───── GIVEN RECORDS ─────

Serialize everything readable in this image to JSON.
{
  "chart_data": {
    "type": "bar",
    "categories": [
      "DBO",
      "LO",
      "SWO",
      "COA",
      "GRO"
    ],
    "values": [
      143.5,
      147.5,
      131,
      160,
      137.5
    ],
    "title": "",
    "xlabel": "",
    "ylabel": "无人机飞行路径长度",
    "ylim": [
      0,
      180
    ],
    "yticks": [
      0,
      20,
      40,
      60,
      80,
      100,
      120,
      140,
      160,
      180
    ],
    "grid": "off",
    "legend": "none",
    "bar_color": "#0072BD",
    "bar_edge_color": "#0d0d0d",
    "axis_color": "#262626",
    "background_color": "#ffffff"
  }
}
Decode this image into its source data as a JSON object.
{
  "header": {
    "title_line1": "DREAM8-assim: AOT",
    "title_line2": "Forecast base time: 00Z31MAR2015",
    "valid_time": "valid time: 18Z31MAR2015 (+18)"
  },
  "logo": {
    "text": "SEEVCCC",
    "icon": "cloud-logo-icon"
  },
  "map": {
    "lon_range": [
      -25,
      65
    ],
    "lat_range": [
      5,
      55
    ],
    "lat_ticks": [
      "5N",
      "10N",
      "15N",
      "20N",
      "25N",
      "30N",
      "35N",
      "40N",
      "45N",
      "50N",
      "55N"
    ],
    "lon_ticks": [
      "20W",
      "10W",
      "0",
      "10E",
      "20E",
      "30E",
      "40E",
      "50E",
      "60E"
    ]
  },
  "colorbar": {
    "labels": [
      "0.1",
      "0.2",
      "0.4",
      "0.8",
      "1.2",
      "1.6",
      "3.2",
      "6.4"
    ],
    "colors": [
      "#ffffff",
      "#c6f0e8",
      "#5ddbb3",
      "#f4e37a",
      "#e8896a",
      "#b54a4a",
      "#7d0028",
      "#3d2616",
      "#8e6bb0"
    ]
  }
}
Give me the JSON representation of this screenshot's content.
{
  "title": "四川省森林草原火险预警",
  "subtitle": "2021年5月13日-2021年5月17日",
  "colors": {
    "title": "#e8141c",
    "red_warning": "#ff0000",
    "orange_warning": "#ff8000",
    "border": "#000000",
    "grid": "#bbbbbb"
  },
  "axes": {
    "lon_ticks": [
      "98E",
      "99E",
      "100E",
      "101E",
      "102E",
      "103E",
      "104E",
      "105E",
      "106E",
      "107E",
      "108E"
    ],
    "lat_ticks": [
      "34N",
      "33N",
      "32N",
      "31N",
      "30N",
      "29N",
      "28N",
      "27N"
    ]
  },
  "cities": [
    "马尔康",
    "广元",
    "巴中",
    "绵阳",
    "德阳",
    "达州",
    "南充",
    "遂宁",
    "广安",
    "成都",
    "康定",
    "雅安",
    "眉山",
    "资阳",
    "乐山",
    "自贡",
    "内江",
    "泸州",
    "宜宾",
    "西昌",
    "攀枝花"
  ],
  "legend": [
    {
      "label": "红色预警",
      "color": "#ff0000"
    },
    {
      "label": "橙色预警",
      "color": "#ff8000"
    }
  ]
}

─────

WHAT TO DO:
Copy out every line of the data that includes the word "this".

EXERCISE ANSWER:
Serialize everything readable in this image to JSON.
Decode this image into its source data as a JSON object.
Give me the JSON representation of this screenshot's content.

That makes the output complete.